== What is required ==
Look through the data below and return each line where "document" appears.

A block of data
___
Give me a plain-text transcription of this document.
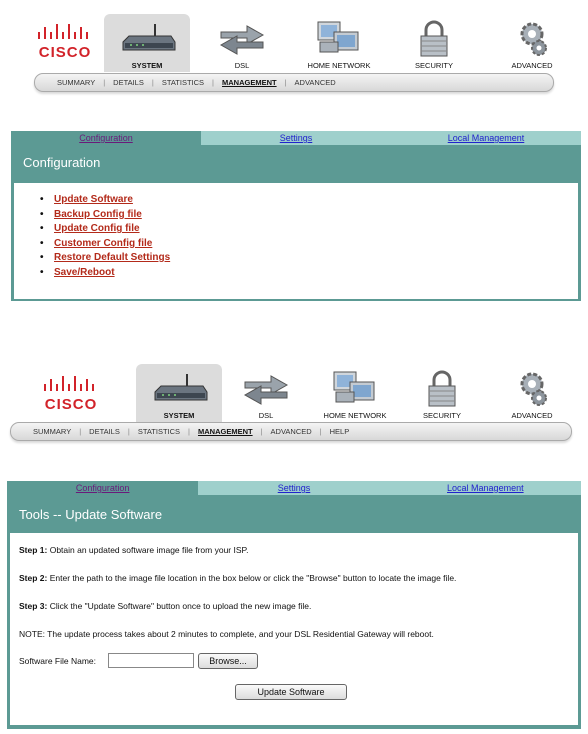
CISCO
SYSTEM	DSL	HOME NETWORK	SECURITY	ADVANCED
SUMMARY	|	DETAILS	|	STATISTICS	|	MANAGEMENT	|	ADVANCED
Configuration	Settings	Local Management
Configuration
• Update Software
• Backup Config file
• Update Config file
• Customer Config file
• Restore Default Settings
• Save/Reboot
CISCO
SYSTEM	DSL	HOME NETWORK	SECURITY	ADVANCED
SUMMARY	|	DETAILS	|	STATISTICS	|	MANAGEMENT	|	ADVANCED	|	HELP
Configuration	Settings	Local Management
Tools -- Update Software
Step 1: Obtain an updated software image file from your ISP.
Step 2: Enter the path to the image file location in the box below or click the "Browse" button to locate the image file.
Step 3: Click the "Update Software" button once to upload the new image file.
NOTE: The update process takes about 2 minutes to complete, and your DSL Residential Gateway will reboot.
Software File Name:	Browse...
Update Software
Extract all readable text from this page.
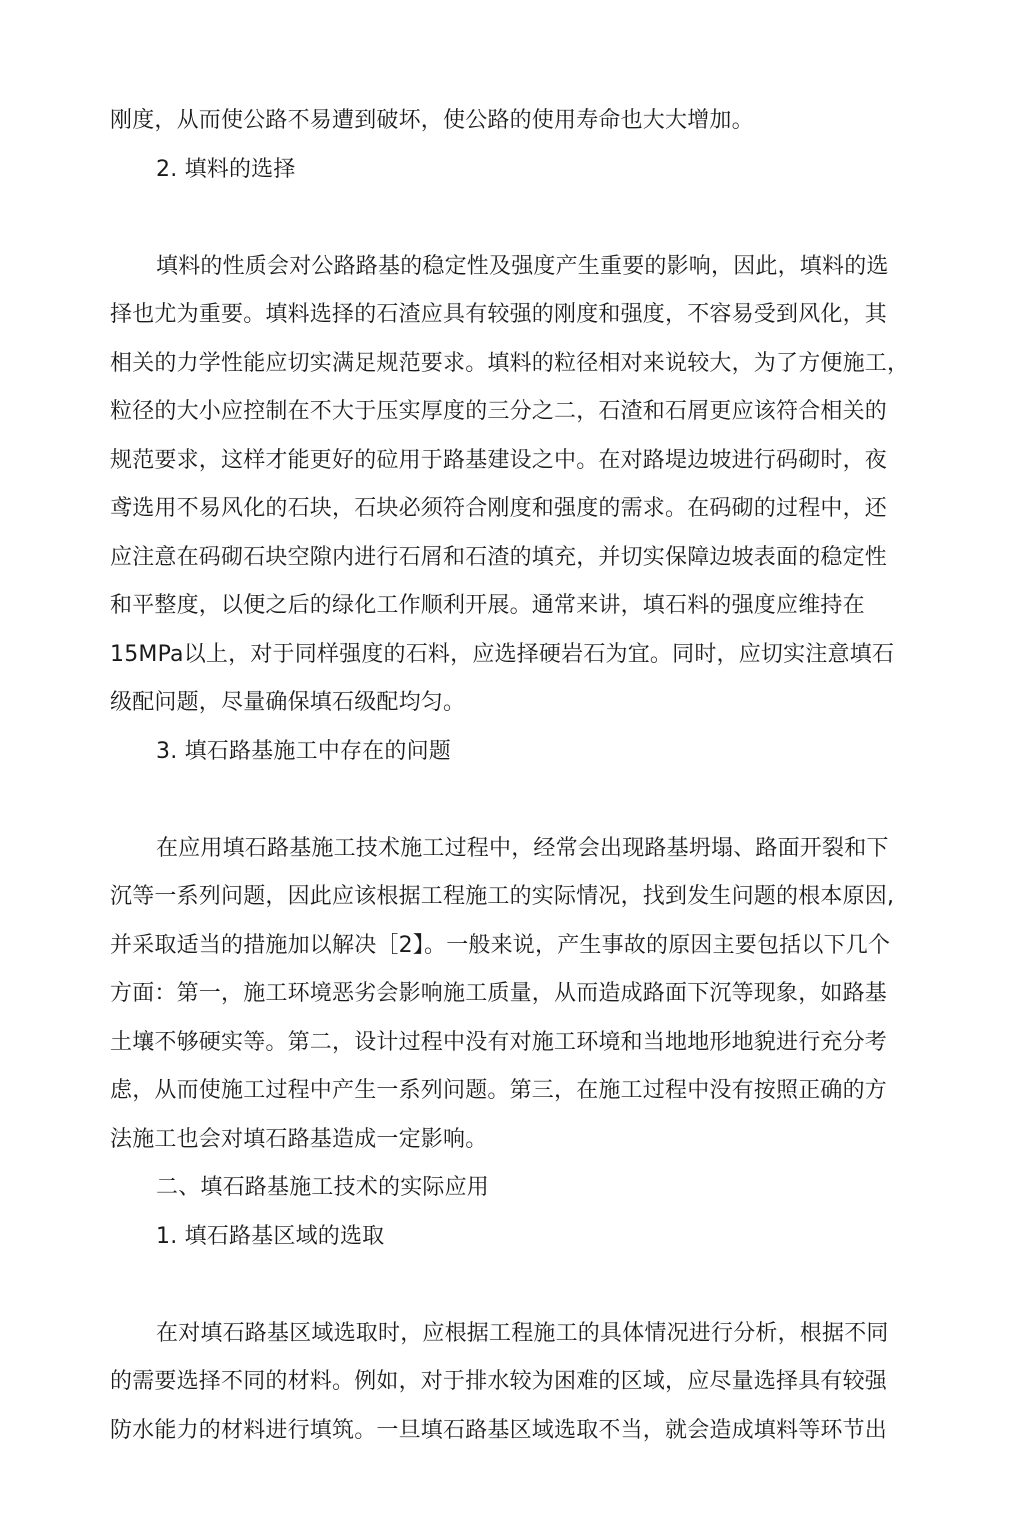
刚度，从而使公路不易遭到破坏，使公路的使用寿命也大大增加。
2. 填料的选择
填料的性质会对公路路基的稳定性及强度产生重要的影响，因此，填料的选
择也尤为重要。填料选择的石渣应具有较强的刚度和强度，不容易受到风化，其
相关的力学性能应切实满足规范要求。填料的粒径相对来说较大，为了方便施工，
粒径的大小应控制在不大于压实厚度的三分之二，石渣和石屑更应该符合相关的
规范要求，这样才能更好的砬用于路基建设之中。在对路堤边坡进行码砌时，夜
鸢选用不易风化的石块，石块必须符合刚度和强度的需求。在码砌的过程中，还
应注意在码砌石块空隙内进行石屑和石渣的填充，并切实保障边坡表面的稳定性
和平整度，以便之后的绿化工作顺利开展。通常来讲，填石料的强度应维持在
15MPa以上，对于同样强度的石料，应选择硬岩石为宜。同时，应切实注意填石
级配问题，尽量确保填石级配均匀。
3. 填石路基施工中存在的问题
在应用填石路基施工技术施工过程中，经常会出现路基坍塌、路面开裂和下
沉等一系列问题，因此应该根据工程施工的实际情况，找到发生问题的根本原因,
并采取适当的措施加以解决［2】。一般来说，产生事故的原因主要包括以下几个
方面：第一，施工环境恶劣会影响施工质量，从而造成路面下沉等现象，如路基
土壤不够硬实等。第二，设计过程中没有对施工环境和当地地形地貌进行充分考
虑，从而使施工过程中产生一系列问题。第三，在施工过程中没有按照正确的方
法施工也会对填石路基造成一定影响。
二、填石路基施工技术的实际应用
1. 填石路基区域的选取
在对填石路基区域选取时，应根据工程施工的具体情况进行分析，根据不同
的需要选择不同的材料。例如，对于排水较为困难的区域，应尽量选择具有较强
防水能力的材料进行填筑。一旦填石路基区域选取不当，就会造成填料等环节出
___
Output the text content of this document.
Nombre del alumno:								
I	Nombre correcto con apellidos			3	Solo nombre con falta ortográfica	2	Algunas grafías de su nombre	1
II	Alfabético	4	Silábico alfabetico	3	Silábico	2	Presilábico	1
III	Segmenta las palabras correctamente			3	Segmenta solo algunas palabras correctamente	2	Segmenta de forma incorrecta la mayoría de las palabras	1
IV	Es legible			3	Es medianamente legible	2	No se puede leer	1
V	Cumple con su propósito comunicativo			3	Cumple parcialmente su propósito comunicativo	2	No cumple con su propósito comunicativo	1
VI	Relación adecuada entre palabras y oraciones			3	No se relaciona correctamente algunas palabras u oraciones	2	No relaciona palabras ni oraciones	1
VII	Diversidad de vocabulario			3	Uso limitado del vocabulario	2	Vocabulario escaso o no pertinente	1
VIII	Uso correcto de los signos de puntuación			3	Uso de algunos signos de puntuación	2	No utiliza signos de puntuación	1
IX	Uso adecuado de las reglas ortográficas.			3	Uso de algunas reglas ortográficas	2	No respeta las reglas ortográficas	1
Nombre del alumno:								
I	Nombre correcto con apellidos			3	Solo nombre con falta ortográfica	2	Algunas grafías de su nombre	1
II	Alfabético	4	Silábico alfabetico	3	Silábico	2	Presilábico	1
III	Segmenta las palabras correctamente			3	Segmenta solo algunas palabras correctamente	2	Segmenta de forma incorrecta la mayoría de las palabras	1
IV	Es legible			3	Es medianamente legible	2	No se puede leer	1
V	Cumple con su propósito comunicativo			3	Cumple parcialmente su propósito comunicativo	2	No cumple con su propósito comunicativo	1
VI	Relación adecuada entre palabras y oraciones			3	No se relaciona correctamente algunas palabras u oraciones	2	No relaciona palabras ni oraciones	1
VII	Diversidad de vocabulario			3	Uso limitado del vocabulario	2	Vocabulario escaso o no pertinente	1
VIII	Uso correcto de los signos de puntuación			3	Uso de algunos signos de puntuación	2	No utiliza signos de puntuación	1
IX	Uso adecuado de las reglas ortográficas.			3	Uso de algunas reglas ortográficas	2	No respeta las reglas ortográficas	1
___
== Result of this task ==
Give me a plain-text transcription of this document.
Output the text content of this document.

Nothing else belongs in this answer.